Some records
◇ ◇ ◇ ◇
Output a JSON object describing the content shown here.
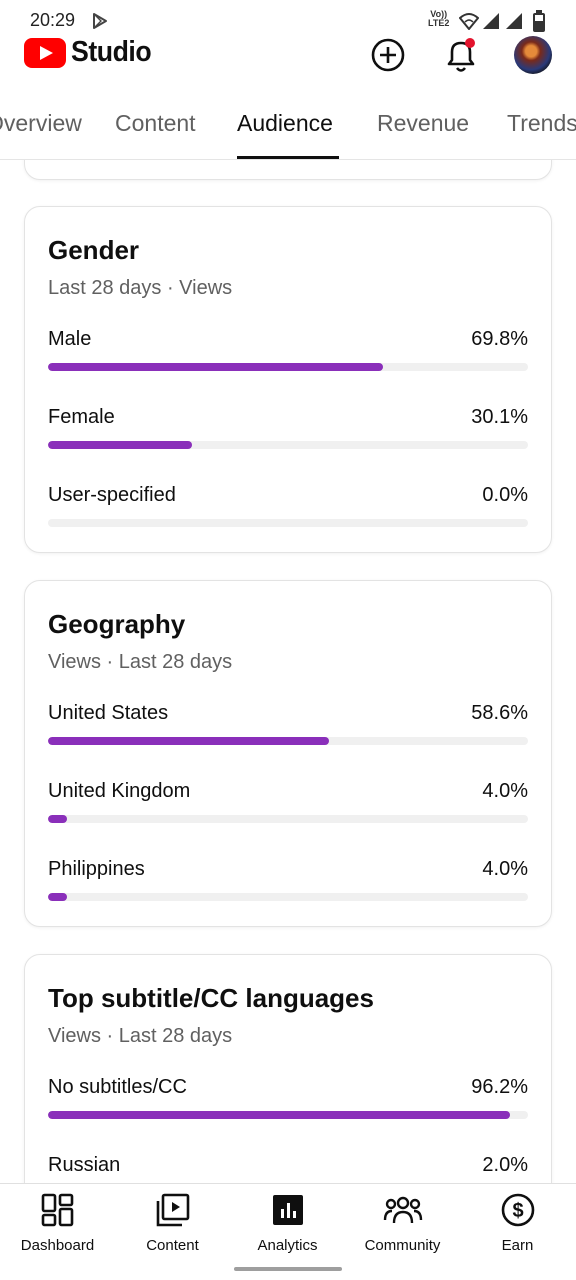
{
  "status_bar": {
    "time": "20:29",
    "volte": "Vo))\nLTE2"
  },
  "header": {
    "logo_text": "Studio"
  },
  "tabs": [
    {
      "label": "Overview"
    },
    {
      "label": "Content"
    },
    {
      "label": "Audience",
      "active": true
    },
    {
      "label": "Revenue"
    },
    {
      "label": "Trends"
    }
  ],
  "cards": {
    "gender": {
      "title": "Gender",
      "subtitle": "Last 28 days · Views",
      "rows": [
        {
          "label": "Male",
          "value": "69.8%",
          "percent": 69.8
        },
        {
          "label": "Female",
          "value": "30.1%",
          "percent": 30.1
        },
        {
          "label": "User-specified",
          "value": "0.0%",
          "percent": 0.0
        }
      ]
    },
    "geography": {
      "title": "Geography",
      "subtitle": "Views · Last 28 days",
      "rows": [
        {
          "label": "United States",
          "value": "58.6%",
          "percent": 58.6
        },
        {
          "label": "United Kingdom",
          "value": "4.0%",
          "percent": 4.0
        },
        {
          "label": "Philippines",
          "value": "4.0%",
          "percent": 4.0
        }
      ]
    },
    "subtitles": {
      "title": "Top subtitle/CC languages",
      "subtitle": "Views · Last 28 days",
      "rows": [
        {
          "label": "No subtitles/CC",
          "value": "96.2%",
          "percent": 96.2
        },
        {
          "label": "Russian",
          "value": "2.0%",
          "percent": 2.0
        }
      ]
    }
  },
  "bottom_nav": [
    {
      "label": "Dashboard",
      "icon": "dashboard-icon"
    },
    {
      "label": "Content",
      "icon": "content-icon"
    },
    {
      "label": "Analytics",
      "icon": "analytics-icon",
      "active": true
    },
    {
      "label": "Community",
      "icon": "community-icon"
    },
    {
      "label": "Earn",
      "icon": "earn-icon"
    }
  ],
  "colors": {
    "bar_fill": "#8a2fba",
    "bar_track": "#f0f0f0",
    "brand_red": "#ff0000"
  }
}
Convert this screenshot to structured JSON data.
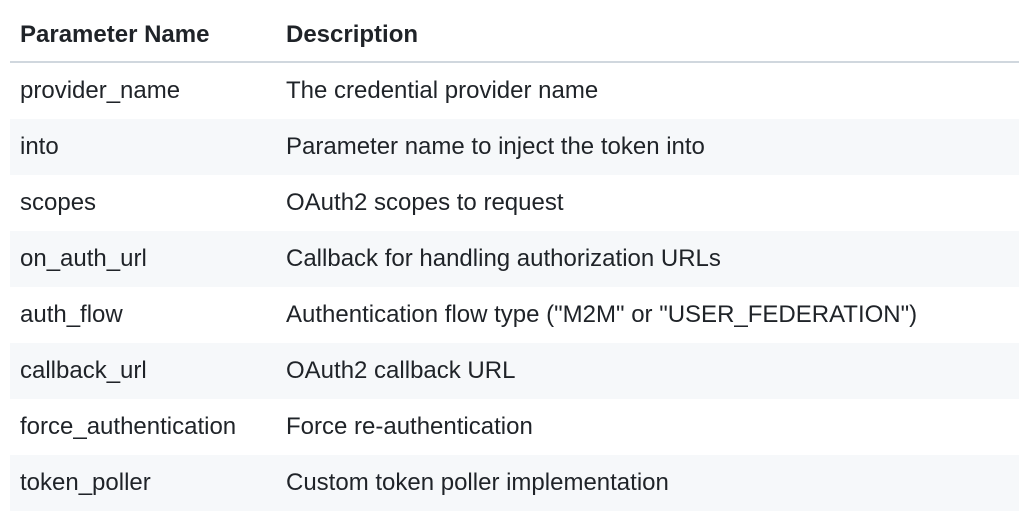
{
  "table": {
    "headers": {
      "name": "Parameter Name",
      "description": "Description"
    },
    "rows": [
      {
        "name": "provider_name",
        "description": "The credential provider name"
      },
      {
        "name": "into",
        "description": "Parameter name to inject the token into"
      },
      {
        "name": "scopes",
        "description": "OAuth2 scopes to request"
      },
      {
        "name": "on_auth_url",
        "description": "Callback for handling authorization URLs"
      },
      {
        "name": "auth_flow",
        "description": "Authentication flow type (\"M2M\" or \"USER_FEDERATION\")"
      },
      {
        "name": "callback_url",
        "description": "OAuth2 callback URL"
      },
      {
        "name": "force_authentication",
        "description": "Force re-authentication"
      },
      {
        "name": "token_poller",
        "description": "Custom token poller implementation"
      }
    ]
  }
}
◇ ◇ ◇ ◇
Set down the records in full and exactly. Do not carry over any image.

Output a JSON object describing the content shown here.
{
  "status_bar": {
    "time": "20:29",
    "volte": "Vo))\nLTE2"
  },
  "header": {
    "logo_text": "Studio"
  },
  "tabs": [
    {
      "label": "Overview"
    },
    {
      "label": "Content"
    },
    {
      "label": "Audience",
      "active": true
    },
    {
      "label": "Revenue"
    },
    {
      "label": "Trends"
    }
  ],
  "cards": {
    "gender": {
      "title": "Gender",
      "subtitle": "Last 28 days · Views",
      "rows": [
        {
          "label": "Male",
          "value": "69.8%",
          "percent": 69.8
        },
        {
          "label": "Female",
          "value": "30.1%",
          "percent": 30.1
        },
        {
          "label": "User-specified",
          "value": "0.0%",
          "percent": 0.0
        }
      ]
    },
    "geography": {
      "title": "Geography",
      "subtitle": "Views · Last 28 days",
      "rows": [
        {
          "label": "United States",
          "value": "58.6%",
          "percent": 58.6
        },
        {
          "label": "United Kingdom",
          "value": "4.0%",
          "percent": 4.0
        },
        {
          "label": "Philippines",
          "value": "4.0%",
          "percent": 4.0
        }
      ]
    },
    "subtitles": {
      "title": "Top subtitle/CC languages",
      "subtitle": "Views · Last 28 days",
      "rows": [
        {
          "label": "No subtitles/CC",
          "value": "96.2%",
          "percent": 96.2
        },
        {
          "label": "Russian",
          "value": "2.0%",
          "percent": 2.0
        }
      ]
    }
  },
  "bottom_nav": [
    {
      "label": "Dashboard",
      "icon": "dashboard-icon"
    },
    {
      "label": "Content",
      "icon": "content-icon"
    },
    {
      "label": "Analytics",
      "icon": "analytics-icon",
      "active": true
    },
    {
      "label": "Community",
      "icon": "community-icon"
    },
    {
      "label": "Earn",
      "icon": "earn-icon"
    }
  ],
  "colors": {
    "bar_fill": "#8a2fba",
    "bar_track": "#f0f0f0",
    "brand_red": "#ff0000"
  }
}
Convert this screenshot to structured JSON data.
{
  "table": {
    "headers": {
      "name": "Parameter Name",
      "description": "Description"
    },
    "rows": [
      {
        "name": "provider_name",
        "description": "The credential provider name"
      },
      {
        "name": "into",
        "description": "Parameter name to inject the token into"
      },
      {
        "name": "scopes",
        "description": "OAuth2 scopes to request"
      },
      {
        "name": "on_auth_url",
        "description": "Callback for handling authorization URLs"
      },
      {
        "name": "auth_flow",
        "description": "Authentication flow type (\"M2M\" or \"USER_FEDERATION\")"
      },
      {
        "name": "callback_url",
        "description": "OAuth2 callback URL"
      },
      {
        "name": "force_authentication",
        "description": "Force re-authentication"
      },
      {
        "name": "token_poller",
        "description": "Custom token poller implementation"
      }
    ]
  }
}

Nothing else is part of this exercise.